TASK DESCRIPTION:
Copy out the listing that follows exactly, dropping every picture.

TASK INPUT:
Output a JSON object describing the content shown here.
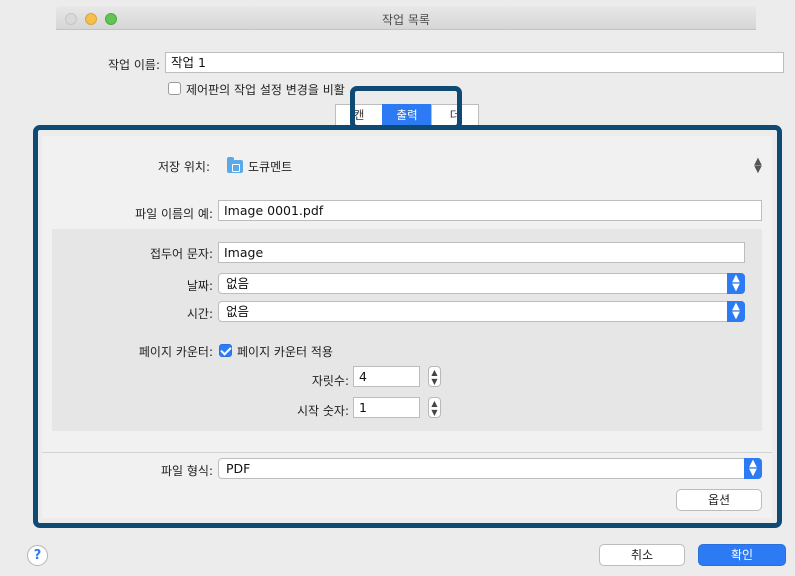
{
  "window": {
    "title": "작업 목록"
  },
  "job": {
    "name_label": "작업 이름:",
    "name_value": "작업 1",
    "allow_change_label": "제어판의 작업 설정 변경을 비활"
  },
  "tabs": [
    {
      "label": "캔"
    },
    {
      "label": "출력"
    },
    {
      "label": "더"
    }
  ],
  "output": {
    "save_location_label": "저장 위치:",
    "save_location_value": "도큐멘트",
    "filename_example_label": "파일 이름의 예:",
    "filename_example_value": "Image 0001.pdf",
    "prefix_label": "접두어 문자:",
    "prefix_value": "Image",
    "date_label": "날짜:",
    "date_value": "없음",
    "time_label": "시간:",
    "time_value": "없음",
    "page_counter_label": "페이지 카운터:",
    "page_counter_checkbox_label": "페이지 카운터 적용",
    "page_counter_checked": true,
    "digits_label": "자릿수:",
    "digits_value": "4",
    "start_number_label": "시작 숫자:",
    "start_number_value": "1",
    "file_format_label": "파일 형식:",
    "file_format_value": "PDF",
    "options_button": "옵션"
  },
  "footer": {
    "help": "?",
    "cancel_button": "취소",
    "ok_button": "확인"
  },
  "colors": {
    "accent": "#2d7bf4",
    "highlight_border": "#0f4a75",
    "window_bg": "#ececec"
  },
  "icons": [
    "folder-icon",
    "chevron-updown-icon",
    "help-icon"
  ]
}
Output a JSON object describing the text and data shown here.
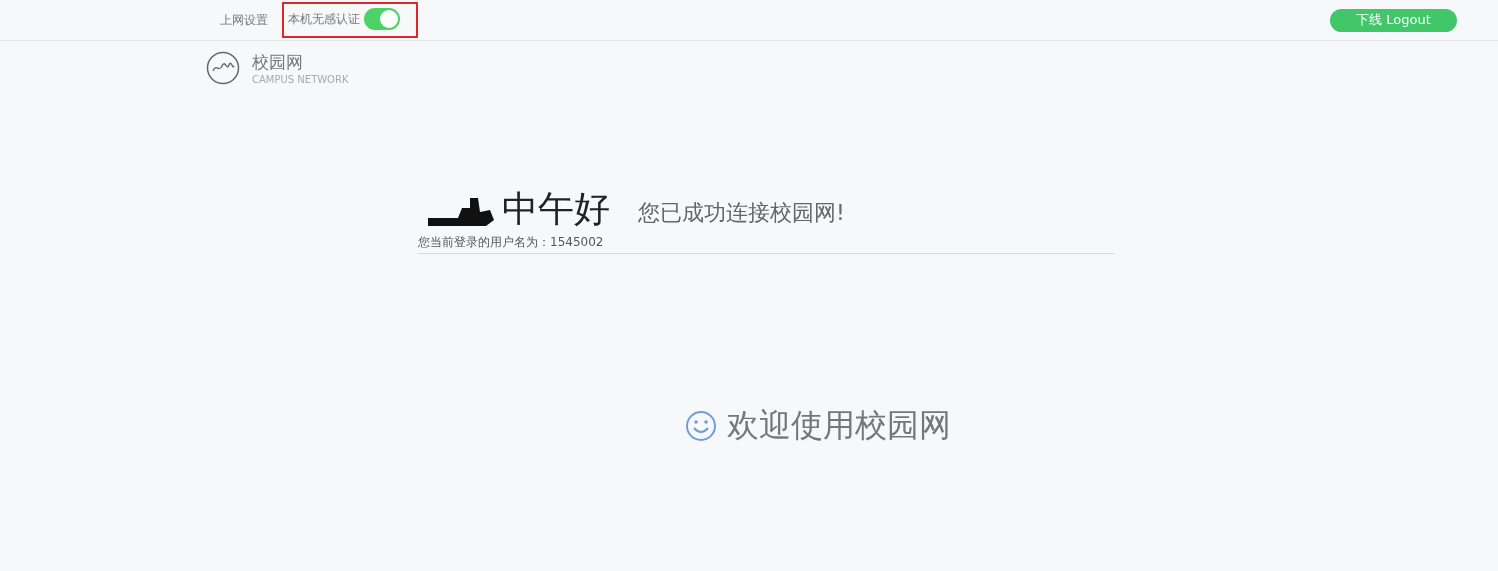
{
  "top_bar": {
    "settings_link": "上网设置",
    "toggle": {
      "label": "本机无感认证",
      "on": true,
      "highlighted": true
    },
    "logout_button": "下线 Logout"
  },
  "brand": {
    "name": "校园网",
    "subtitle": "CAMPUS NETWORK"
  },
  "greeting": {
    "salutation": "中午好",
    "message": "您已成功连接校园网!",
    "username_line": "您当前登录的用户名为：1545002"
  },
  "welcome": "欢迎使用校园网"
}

EXERCISE RESULT:
Output a JSON object describing the content shown here.
{
  "window": {
    "title": "작업 목록"
  },
  "job": {
    "name_label": "작업 이름:",
    "name_value": "작업 1",
    "allow_change_label": "제어판의 작업 설정 변경을 비활"
  },
  "tabs": [
    {
      "label": "캔"
    },
    {
      "label": "출력"
    },
    {
      "label": "더"
    }
  ],
  "output": {
    "save_location_label": "저장 위치:",
    "save_location_value": "도큐멘트",
    "filename_example_label": "파일 이름의 예:",
    "filename_example_value": "Image 0001.pdf",
    "prefix_label": "접두어 문자:",
    "prefix_value": "Image",
    "date_label": "날짜:",
    "date_value": "없음",
    "time_label": "시간:",
    "time_value": "없음",
    "page_counter_label": "페이지 카운터:",
    "page_counter_checkbox_label": "페이지 카운터 적용",
    "page_counter_checked": true,
    "digits_label": "자릿수:",
    "digits_value": "4",
    "start_number_label": "시작 숫자:",
    "start_number_value": "1",
    "file_format_label": "파일 형식:",
    "file_format_value": "PDF",
    "options_button": "옵션"
  },
  "footer": {
    "help": "?",
    "cancel_button": "취소",
    "ok_button": "확인"
  },
  "colors": {
    "accent": "#2d7bf4",
    "highlight_border": "#0f4a75",
    "window_bg": "#ececec"
  },
  "icons": [
    "folder-icon",
    "chevron-updown-icon",
    "help-icon"
  ]
}
Output a JSON object describing the text and data shown here.
{
  "top_bar": {
    "settings_link": "上网设置",
    "toggle": {
      "label": "本机无感认证",
      "on": true,
      "highlighted": true
    },
    "logout_button": "下线 Logout"
  },
  "brand": {
    "name": "校园网",
    "subtitle": "CAMPUS NETWORK"
  },
  "greeting": {
    "salutation": "中午好",
    "message": "您已成功连接校园网!",
    "username_line": "您当前登录的用户名为：1545002"
  },
  "welcome": "欢迎使用校园网"
}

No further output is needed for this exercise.